(Extracted records)
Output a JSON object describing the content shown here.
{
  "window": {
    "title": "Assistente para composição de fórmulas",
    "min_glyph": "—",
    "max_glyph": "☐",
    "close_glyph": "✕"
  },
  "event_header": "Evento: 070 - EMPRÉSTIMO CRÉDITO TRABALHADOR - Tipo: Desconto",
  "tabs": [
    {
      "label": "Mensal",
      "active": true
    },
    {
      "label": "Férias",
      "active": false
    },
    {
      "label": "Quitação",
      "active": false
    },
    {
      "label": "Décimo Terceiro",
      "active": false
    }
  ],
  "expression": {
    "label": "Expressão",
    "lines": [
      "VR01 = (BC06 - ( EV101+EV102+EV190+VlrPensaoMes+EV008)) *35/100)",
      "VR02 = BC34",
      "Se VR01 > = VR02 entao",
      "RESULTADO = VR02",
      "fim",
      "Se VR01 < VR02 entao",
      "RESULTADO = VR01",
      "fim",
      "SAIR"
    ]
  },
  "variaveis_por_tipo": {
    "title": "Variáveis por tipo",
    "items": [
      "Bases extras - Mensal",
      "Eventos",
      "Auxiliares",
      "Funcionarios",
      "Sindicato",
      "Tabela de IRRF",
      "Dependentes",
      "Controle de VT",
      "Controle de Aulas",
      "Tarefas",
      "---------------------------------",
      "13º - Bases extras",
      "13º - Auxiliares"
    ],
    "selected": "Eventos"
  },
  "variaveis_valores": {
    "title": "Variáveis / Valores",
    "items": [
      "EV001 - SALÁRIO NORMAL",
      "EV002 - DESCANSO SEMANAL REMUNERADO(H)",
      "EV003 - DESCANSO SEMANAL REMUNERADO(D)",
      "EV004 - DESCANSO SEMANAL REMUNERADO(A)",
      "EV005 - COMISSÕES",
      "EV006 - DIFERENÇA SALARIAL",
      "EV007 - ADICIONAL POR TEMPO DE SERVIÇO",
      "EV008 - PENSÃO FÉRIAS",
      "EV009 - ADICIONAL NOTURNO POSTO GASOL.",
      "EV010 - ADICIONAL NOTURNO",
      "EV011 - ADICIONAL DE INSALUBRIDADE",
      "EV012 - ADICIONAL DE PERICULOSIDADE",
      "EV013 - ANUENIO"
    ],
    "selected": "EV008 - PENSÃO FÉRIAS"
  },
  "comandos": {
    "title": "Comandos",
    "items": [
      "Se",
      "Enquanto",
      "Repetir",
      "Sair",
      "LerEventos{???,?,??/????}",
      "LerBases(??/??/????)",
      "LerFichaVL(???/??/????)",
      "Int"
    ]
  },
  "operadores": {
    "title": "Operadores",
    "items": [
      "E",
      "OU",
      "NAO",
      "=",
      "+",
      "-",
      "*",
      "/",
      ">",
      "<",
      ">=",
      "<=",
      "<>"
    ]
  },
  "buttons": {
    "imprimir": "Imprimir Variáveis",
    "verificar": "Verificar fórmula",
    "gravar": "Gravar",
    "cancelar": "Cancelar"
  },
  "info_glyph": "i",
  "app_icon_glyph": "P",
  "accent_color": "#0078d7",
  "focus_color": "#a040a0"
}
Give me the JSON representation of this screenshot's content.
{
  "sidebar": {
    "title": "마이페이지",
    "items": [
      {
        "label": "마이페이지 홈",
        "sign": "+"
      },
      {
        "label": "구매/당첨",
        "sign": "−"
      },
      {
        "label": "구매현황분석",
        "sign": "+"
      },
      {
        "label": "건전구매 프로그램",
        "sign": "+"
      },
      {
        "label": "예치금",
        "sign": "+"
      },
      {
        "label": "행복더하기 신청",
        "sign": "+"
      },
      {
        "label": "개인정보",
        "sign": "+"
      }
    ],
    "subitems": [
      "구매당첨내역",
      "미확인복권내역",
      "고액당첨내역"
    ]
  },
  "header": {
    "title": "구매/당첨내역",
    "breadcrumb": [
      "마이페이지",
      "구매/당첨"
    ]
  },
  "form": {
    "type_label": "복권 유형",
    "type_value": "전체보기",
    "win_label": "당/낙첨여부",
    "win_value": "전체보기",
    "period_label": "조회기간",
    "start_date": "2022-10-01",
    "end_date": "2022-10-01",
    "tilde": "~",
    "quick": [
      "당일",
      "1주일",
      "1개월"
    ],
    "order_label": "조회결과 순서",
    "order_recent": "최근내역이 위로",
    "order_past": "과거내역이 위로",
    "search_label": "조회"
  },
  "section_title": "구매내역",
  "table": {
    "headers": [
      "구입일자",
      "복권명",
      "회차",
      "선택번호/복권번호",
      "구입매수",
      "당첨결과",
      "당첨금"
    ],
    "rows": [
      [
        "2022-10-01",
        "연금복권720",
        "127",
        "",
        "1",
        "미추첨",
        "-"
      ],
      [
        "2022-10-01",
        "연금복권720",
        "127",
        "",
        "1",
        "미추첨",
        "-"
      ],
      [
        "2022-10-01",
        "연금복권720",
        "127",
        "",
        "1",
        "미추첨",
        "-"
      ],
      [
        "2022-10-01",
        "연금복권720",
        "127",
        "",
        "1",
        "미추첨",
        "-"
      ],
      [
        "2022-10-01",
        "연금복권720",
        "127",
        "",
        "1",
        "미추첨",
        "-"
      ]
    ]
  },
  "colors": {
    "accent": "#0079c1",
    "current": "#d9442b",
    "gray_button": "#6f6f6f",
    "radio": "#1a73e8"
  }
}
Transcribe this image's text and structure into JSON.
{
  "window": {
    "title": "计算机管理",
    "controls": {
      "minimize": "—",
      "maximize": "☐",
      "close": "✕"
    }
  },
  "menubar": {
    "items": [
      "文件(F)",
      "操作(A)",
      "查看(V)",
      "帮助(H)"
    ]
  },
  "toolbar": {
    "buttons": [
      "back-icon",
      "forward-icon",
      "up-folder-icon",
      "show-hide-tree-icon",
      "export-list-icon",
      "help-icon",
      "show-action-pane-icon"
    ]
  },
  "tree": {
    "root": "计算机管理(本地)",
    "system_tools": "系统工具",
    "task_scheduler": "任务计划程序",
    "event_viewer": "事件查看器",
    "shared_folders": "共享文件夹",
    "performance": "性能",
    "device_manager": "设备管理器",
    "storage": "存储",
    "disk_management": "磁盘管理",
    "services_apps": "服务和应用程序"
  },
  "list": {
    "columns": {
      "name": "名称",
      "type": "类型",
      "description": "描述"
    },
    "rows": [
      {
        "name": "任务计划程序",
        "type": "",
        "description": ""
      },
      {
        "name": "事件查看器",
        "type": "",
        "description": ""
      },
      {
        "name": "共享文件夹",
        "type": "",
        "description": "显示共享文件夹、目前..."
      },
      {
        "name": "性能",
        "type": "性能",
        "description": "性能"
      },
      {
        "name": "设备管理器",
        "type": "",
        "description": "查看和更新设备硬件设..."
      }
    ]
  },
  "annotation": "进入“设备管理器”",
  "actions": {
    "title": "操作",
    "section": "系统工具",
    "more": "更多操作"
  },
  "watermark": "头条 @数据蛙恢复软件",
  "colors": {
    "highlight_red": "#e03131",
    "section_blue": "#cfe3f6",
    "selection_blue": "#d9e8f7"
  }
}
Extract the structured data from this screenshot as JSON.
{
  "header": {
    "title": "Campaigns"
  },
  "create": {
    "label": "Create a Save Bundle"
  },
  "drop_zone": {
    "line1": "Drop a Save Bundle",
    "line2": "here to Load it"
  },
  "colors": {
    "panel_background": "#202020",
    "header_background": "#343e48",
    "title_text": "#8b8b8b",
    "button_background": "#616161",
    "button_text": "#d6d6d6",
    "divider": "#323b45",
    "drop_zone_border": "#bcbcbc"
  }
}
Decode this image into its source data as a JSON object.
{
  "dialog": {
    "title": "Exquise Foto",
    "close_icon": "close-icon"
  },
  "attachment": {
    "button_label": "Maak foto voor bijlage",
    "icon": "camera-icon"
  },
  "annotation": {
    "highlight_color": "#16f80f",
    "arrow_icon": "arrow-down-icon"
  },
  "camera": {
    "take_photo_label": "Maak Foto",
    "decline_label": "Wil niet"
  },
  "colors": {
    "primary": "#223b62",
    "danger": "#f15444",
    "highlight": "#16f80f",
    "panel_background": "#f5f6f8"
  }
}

SHORT TASK:
In the records above, find each line with the word "NOTURNO" and copy it.

ANSWER BELOW:
      "EV009 - ADICIONAL NOTURNO POSTO GASOL.",
      "EV010 - ADICIONAL NOTURNO",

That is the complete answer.